Give the data a second time, exactly and in full.

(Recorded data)
## start
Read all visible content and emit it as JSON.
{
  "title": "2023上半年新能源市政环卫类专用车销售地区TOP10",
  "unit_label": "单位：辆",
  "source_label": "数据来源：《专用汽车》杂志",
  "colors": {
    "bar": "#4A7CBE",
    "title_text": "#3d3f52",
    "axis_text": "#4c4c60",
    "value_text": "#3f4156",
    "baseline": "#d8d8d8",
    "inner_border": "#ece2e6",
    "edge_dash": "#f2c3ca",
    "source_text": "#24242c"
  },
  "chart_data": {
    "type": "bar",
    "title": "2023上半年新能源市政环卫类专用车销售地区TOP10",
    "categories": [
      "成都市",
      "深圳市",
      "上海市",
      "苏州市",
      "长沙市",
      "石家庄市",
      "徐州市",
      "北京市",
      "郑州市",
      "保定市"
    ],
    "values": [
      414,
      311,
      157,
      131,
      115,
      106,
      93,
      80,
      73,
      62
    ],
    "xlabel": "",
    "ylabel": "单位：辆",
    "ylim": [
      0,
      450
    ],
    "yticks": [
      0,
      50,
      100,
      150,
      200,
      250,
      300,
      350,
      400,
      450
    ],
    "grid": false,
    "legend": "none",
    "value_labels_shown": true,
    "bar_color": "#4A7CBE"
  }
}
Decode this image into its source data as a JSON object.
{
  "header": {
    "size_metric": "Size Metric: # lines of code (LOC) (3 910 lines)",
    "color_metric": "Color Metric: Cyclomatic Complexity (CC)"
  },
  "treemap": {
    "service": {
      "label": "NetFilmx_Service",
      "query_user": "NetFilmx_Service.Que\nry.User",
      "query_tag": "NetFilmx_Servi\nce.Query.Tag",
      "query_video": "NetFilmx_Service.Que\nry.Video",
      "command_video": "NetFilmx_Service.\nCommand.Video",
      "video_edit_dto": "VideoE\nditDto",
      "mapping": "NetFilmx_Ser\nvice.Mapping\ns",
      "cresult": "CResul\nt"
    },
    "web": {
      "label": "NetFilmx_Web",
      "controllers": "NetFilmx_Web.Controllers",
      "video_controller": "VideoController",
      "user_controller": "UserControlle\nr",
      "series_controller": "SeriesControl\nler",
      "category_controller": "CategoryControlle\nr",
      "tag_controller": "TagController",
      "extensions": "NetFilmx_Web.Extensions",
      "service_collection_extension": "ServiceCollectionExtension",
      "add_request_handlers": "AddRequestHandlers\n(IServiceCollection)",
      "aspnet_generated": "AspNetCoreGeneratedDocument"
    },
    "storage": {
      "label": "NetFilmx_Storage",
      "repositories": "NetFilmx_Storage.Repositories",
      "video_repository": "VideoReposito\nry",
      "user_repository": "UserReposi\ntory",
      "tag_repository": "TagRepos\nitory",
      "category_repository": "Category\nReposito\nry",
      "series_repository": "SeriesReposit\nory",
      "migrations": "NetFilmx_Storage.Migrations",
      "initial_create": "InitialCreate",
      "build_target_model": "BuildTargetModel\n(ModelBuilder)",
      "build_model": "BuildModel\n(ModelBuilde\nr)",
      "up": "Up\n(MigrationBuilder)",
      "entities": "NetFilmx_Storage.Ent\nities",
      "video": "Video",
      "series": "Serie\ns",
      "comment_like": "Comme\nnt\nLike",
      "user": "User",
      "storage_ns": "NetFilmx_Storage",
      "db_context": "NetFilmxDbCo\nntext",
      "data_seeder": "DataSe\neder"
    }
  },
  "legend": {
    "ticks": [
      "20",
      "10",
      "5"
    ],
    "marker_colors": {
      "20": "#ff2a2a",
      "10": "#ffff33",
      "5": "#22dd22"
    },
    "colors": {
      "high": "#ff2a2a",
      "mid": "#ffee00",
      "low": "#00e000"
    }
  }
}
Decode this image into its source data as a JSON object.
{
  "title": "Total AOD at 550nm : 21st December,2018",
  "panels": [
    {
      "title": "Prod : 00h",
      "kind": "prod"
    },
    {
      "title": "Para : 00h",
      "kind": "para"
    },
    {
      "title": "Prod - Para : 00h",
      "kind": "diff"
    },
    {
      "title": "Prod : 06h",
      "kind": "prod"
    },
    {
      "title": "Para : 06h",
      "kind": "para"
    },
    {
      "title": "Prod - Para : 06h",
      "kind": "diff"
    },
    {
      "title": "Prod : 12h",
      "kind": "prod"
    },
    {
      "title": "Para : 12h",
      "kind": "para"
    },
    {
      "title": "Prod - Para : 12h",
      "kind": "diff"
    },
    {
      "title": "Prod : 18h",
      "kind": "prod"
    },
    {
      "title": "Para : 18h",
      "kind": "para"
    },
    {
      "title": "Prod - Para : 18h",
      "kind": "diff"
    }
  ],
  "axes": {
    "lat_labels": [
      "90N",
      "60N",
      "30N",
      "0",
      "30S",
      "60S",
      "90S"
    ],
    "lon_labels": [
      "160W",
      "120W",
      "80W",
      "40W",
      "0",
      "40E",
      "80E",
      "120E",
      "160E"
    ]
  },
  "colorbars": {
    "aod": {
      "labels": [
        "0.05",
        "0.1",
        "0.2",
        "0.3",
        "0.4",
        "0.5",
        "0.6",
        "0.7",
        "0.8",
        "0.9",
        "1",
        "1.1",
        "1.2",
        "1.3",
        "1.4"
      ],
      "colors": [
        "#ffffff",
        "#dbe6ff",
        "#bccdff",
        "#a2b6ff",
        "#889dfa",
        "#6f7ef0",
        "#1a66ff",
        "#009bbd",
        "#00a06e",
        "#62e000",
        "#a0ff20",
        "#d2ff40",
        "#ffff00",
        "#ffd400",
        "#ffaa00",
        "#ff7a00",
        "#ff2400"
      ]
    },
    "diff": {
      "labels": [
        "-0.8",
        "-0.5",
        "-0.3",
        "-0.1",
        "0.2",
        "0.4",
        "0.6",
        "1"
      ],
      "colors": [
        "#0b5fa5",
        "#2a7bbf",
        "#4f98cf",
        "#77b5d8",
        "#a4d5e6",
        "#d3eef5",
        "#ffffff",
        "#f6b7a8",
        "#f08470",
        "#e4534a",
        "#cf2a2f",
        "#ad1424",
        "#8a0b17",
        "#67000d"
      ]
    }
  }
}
## end
Task answer:
Read all visible content and emit it as JSON.
{
  "title": "2023上半年新能源市政环卫类专用车销售地区TOP10",
  "unit_label": "单位：辆",
  "source_label": "数据来源：《专用汽车》杂志",
  "colors": {
    "bar": "#4A7CBE",
    "title_text": "#3d3f52",
    "axis_text": "#4c4c60",
    "value_text": "#3f4156",
    "baseline": "#d8d8d8",
    "inner_border": "#ece2e6",
    "edge_dash": "#f2c3ca",
    "source_text": "#24242c"
  },
  "chart_data": {
    "type": "bar",
    "title": "2023上半年新能源市政环卫类专用车销售地区TOP10",
    "categories": [
      "成都市",
      "深圳市",
      "上海市",
      "苏州市",
      "长沙市",
      "石家庄市",
      "徐州市",
      "北京市",
      "郑州市",
      "保定市"
    ],
    "values": [
      414,
      311,
      157,
      131,
      115,
      106,
      93,
      80,
      73,
      62
    ],
    "xlabel": "",
    "ylabel": "单位：辆",
    "ylim": [
      0,
      450
    ],
    "yticks": [
      0,
      50,
      100,
      150,
      200,
      250,
      300,
      350,
      400,
      450
    ],
    "grid": false,
    "legend": "none",
    "value_labels_shown": true,
    "bar_color": "#4A7CBE"
  }
}
Decode this image into its source data as a JSON object.
{
  "header": {
    "size_metric": "Size Metric: # lines of code (LOC) (3 910 lines)",
    "color_metric": "Color Metric: Cyclomatic Complexity (CC)"
  },
  "treemap": {
    "service": {
      "label": "NetFilmx_Service",
      "query_user": "NetFilmx_Service.Que\nry.User",
      "query_tag": "NetFilmx_Servi\nce.Query.Tag",
      "query_video": "NetFilmx_Service.Que\nry.Video",
      "command_video": "NetFilmx_Service.\nCommand.Video",
      "video_edit_dto": "VideoE\nditDto",
      "mapping": "NetFilmx_Ser\nvice.Mapping\ns",
      "cresult": "CResul\nt"
    },
    "web": {
      "label": "NetFilmx_Web",
      "controllers": "NetFilmx_Web.Controllers",
      "video_controller": "VideoController",
      "user_controller": "UserControlle\nr",
      "series_controller": "SeriesControl\nler",
      "category_controller": "CategoryControlle\nr",
      "tag_controller": "TagController",
      "extensions": "NetFilmx_Web.Extensions",
      "service_collection_extension": "ServiceCollectionExtension",
      "add_request_handlers": "AddRequestHandlers\n(IServiceCollection)",
      "aspnet_generated": "AspNetCoreGeneratedDocument"
    },
    "storage": {
      "label": "NetFilmx_Storage",
      "repositories": "NetFilmx_Storage.Repositories",
      "video_repository": "VideoReposito\nry",
      "user_repository": "UserReposi\ntory",
      "tag_repository": "TagRepos\nitory",
      "category_repository": "Category\nReposito\nry",
      "series_repository": "SeriesReposit\nory",
      "migrations": "NetFilmx_Storage.Migrations",
      "initial_create": "InitialCreate",
      "build_target_model": "BuildTargetModel\n(ModelBuilder)",
      "build_model": "BuildModel\n(ModelBuilde\nr)",
      "up": "Up\n(MigrationBuilder)",
      "entities": "NetFilmx_Storage.Ent\nities",
      "video": "Video",
      "series": "Serie\ns",
      "comment_like": "Comme\nnt\nLike",
      "user": "User",
      "storage_ns": "NetFilmx_Storage",
      "db_context": "NetFilmxDbCo\nntext",
      "data_seeder": "DataSe\neder"
    }
  },
  "legend": {
    "ticks": [
      "20",
      "10",
      "5"
    ],
    "marker_colors": {
      "20": "#ff2a2a",
      "10": "#ffff33",
      "5": "#22dd22"
    },
    "colors": {
      "high": "#ff2a2a",
      "mid": "#ffee00",
      "low": "#00e000"
    }
  }
}
Decode this image into its source data as a JSON object.
{
  "title": "Total AOD at 550nm : 21st December,2018",
  "panels": [
    {
      "title": "Prod : 00h",
      "kind": "prod"
    },
    {
      "title": "Para : 00h",
      "kind": "para"
    },
    {
      "title": "Prod - Para : 00h",
      "kind": "diff"
    },
    {
      "title": "Prod : 06h",
      "kind": "prod"
    },
    {
      "title": "Para : 06h",
      "kind": "para"
    },
    {
      "title": "Prod - Para : 06h",
      "kind": "diff"
    },
    {
      "title": "Prod : 12h",
      "kind": "prod"
    },
    {
      "title": "Para : 12h",
      "kind": "para"
    },
    {
      "title": "Prod - Para : 12h",
      "kind": "diff"
    },
    {
      "title": "Prod : 18h",
      "kind": "prod"
    },
    {
      "title": "Para : 18h",
      "kind": "para"
    },
    {
      "title": "Prod - Para : 18h",
      "kind": "diff"
    }
  ],
  "axes": {
    "lat_labels": [
      "90N",
      "60N",
      "30N",
      "0",
      "30S",
      "60S",
      "90S"
    ],
    "lon_labels": [
      "160W",
      "120W",
      "80W",
      "40W",
      "0",
      "40E",
      "80E",
      "120E",
      "160E"
    ]
  },
  "colorbars": {
    "aod": {
      "labels": [
        "0.05",
        "0.1",
        "0.2",
        "0.3",
        "0.4",
        "0.5",
        "0.6",
        "0.7",
        "0.8",
        "0.9",
        "1",
        "1.1",
        "1.2",
        "1.3",
        "1.4"
      ],
      "colors": [
        "#ffffff",
        "#dbe6ff",
        "#bccdff",
        "#a2b6ff",
        "#889dfa",
        "#6f7ef0",
        "#1a66ff",
        "#009bbd",
        "#00a06e",
        "#62e000",
        "#a0ff20",
        "#d2ff40",
        "#ffff00",
        "#ffd400",
        "#ffaa00",
        "#ff7a00",
        "#ff2400"
      ]
    },
    "diff": {
      "labels": [
        "-0.8",
        "-0.5",
        "-0.3",
        "-0.1",
        "0.2",
        "0.4",
        "0.6",
        "1"
      ],
      "colors": [
        "#0b5fa5",
        "#2a7bbf",
        "#4f98cf",
        "#77b5d8",
        "#a4d5e6",
        "#d3eef5",
        "#ffffff",
        "#f6b7a8",
        "#f08470",
        "#e4534a",
        "#cf2a2f",
        "#ad1424",
        "#8a0b17",
        "#67000d"
      ]
    }
  }
}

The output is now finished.